─── Exercise materials

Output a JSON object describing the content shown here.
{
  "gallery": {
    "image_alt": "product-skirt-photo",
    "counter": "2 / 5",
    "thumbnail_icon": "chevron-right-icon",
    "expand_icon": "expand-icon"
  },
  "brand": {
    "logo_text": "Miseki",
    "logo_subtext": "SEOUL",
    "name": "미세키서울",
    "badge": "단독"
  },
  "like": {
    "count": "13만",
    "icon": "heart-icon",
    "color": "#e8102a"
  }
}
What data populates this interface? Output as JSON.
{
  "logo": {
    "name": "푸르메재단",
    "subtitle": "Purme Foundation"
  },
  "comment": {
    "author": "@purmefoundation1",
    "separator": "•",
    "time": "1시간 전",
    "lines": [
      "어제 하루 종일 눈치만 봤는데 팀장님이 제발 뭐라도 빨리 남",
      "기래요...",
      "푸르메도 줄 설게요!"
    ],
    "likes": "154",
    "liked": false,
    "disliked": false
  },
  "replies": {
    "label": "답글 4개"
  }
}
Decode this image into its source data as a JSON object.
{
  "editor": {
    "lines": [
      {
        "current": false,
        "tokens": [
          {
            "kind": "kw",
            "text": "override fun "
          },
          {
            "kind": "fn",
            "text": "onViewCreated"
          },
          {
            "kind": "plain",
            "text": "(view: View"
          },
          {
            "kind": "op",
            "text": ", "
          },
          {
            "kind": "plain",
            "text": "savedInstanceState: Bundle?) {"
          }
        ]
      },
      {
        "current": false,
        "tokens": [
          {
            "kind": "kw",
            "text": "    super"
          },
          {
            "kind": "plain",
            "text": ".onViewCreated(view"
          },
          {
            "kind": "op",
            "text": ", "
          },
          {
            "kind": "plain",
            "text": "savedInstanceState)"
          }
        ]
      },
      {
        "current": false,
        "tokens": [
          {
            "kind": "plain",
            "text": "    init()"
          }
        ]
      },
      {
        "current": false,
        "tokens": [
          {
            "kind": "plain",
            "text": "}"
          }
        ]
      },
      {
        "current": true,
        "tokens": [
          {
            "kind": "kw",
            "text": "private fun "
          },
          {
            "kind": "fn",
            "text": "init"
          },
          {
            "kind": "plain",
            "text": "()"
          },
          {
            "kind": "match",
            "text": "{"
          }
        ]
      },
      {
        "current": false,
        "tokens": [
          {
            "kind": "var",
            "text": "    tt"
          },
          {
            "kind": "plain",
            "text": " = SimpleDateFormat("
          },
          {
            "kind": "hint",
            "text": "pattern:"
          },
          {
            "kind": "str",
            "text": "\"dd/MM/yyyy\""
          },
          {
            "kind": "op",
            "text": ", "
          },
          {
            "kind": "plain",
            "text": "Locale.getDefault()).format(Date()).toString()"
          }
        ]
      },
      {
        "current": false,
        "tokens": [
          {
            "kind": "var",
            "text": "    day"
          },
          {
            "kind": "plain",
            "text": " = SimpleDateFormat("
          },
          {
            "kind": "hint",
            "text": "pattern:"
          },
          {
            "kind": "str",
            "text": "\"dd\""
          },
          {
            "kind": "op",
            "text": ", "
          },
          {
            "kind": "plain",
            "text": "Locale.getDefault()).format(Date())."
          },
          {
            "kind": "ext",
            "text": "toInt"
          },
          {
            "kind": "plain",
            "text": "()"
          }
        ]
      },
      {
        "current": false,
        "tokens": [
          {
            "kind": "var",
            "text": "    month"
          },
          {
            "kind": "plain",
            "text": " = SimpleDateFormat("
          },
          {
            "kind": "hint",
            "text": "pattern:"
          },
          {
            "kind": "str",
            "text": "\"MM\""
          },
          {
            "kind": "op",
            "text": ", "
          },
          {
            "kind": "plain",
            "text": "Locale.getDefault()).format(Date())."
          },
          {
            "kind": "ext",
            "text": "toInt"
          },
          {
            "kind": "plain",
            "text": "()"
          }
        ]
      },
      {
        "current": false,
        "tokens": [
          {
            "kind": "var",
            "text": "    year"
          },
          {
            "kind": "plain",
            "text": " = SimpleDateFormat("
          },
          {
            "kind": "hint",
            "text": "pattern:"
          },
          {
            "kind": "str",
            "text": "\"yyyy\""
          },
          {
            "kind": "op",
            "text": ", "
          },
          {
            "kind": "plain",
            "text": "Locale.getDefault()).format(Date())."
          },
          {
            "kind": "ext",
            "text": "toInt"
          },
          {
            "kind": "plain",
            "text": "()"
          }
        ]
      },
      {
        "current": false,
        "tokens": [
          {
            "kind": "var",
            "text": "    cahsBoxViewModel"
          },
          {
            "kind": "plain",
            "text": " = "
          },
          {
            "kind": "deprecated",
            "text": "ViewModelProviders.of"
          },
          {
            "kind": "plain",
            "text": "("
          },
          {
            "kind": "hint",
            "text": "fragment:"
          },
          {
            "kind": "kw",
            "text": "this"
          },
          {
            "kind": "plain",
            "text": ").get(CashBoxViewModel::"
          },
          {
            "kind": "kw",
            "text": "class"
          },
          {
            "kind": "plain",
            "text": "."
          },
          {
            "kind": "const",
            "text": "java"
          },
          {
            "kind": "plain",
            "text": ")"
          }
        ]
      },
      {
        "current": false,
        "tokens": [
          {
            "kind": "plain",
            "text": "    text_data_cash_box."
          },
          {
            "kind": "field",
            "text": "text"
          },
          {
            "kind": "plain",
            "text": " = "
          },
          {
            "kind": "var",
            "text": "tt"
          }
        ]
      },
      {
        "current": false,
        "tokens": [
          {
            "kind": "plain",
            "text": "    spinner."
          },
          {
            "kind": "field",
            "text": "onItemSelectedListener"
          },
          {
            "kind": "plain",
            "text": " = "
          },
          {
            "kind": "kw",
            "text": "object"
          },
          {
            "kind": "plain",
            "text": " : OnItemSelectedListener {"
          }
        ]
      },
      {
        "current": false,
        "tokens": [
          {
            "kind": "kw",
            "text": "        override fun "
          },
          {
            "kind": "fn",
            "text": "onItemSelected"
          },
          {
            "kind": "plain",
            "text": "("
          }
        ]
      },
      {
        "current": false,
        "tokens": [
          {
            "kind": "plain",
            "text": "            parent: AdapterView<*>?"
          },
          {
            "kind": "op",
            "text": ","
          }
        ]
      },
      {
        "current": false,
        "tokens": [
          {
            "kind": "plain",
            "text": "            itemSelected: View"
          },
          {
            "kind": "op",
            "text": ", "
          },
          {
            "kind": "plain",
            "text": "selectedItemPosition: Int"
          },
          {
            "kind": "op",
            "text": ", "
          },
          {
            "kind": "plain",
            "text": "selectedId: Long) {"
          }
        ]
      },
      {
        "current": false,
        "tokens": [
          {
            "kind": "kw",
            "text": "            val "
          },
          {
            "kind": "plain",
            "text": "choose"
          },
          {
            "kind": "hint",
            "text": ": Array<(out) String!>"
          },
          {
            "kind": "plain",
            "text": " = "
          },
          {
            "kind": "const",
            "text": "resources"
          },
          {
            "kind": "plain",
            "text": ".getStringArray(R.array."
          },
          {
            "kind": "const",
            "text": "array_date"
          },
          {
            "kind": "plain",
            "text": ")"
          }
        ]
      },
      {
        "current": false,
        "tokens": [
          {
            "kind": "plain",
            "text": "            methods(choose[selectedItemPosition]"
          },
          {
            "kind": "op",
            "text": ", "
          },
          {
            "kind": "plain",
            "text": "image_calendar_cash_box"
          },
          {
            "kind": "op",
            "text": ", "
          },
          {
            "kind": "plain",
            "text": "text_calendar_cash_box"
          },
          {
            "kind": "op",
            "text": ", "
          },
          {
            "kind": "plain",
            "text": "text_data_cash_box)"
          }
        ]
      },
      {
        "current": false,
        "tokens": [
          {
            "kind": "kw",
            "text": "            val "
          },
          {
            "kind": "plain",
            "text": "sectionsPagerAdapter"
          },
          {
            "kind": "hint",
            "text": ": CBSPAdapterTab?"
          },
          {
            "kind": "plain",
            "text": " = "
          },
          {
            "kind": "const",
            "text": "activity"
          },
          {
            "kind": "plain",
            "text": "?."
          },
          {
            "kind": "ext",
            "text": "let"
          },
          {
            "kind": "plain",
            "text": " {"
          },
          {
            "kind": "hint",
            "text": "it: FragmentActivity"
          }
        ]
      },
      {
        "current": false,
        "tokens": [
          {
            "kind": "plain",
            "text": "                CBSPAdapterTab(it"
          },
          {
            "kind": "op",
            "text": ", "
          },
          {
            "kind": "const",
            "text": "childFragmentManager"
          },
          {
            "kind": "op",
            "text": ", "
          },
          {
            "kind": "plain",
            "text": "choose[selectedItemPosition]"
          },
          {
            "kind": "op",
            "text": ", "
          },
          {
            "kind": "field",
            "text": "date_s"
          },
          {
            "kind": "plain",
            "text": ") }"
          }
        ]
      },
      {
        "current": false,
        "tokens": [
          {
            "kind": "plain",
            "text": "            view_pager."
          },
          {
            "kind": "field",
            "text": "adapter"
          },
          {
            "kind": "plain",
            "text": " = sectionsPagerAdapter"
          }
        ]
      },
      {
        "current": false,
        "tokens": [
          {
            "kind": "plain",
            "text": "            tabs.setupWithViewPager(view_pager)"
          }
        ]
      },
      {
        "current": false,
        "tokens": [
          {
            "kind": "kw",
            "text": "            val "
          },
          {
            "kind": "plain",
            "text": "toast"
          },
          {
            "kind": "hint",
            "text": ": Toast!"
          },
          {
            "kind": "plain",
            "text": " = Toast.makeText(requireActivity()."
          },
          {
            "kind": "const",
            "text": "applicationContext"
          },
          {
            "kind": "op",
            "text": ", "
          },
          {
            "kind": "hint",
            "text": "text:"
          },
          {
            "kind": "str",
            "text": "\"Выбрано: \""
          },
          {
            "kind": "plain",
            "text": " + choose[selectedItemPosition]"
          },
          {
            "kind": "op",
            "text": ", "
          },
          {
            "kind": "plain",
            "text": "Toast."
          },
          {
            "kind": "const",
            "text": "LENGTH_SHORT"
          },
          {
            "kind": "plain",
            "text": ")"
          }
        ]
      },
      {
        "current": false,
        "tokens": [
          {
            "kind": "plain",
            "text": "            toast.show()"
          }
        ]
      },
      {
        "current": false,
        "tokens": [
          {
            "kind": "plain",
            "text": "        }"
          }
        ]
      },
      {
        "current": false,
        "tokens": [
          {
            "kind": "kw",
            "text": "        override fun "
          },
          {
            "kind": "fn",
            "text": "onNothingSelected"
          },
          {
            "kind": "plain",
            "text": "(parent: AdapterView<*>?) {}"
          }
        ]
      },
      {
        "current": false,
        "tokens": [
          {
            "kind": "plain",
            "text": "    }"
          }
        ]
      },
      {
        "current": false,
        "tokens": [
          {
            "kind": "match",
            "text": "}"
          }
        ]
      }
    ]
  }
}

──────

What you have to do:
Check each line above for the string "Output", then copy the ones that have it.

Response:
Output a JSON object describing the content shown here.
What data populates this interface? Output as JSON.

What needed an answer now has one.